══ Listing ══
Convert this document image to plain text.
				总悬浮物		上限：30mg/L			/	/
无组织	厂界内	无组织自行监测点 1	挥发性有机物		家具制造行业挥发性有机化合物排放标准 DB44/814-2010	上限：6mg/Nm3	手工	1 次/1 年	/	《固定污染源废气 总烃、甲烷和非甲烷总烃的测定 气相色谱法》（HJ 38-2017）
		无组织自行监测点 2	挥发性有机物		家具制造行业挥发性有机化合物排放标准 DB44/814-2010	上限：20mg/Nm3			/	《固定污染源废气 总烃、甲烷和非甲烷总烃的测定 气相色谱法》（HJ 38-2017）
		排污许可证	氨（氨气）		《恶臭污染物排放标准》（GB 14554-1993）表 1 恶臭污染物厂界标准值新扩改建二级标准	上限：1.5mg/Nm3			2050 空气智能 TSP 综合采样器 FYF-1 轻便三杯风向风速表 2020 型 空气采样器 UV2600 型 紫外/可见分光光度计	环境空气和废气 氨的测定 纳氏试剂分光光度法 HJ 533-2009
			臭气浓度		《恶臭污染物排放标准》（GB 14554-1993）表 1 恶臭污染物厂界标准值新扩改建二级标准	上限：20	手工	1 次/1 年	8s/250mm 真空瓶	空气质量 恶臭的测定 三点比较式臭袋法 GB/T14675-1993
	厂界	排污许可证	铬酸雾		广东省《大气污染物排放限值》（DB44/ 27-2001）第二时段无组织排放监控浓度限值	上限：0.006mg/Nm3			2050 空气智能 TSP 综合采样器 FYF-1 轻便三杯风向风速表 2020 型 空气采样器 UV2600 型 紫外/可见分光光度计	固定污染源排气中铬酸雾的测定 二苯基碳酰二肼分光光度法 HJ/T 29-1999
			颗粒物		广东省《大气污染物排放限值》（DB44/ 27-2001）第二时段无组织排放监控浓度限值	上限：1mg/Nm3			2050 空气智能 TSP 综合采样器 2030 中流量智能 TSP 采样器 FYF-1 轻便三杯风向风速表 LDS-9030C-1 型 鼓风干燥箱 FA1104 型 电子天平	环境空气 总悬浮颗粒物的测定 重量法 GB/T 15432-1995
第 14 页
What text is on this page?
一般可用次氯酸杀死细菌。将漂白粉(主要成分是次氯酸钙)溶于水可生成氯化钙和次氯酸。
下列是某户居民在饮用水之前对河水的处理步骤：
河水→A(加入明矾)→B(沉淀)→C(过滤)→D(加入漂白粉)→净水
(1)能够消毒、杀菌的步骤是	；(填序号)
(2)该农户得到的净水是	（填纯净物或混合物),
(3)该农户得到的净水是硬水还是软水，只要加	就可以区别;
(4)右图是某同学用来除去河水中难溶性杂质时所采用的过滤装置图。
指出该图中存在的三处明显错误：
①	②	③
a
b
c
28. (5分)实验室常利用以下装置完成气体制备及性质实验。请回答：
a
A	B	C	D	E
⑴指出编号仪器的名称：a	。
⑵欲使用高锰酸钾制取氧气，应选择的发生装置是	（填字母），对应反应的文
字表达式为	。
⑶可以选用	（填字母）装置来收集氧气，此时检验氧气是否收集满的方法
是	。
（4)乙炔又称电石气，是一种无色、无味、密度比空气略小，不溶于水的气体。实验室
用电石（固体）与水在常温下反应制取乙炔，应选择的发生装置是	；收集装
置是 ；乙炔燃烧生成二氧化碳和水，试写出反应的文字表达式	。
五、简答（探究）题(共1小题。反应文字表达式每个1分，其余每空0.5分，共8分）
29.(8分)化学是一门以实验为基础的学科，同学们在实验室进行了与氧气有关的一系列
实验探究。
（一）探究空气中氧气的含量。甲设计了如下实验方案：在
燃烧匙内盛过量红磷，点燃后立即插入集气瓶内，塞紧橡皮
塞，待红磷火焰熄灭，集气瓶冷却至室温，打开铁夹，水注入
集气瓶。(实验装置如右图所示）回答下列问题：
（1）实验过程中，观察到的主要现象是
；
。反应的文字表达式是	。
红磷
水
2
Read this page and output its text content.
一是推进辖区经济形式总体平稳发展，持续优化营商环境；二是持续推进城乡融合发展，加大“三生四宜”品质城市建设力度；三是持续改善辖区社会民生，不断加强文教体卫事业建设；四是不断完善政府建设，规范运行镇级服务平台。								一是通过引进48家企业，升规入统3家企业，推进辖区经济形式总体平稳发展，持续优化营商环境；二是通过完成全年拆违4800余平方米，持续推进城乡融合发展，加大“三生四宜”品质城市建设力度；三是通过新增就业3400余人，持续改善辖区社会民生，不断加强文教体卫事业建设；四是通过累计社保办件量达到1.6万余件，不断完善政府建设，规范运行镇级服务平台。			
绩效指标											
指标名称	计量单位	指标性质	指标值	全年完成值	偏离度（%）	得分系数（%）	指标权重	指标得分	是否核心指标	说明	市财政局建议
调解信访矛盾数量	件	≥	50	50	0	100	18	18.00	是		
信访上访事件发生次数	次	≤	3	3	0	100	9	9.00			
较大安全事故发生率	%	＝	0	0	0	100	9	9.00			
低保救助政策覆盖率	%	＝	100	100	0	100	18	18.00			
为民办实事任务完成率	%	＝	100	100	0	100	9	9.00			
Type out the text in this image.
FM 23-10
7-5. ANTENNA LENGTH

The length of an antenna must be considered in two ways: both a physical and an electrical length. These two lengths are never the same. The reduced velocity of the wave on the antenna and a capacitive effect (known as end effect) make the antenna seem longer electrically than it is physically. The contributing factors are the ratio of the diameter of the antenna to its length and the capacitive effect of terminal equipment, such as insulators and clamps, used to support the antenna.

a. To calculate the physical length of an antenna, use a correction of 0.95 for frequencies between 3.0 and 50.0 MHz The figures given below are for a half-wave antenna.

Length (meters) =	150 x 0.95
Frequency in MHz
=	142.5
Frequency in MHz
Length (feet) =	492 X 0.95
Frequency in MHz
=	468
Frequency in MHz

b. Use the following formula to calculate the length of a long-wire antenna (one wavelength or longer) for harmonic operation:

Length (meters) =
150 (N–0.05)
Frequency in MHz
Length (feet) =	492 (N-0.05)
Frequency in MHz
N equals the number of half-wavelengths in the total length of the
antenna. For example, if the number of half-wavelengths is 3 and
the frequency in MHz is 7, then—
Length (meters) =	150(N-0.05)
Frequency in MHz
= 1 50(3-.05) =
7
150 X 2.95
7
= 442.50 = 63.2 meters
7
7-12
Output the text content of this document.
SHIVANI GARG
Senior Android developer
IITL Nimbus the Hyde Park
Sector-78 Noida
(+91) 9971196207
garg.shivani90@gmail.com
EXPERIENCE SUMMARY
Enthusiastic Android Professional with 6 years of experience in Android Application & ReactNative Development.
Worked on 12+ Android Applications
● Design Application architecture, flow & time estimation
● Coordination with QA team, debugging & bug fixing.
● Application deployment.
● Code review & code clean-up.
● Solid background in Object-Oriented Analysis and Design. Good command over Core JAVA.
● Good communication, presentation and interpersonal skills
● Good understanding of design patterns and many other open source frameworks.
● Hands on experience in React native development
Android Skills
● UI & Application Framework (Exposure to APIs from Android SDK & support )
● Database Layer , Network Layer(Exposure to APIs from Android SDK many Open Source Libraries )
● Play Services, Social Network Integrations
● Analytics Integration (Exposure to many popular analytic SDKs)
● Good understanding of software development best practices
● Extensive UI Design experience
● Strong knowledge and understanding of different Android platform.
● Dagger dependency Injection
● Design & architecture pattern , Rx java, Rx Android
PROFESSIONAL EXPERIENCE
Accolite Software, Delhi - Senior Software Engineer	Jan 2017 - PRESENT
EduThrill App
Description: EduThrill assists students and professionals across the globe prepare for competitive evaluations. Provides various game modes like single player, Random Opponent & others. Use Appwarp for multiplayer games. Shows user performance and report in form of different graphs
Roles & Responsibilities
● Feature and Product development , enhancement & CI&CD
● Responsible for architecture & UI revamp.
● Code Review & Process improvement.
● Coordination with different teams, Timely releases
═══
Set task: Find the word "physical" in the data and show each line that holds it.

Result of this exercise:
The length of an antenna must be considered in two ways: both a physical and an electrical length. These two lengths are never the same. The reduced velocity of the wave on the antenna and a capacitive effect (known as end effect) make the antenna seem longer electrically than it is physically. The contributing factors are the ratio of the diameter of the antenna to its length and the capacitive effect of terminal equipment, such as insulators and clamps, used to support the antenna.
a. To calculate the physical length of an antenna, use a correction of 0.95 for frequencies between 3.0 and 50.0 MHz The figures given below are for a half-wave antenna.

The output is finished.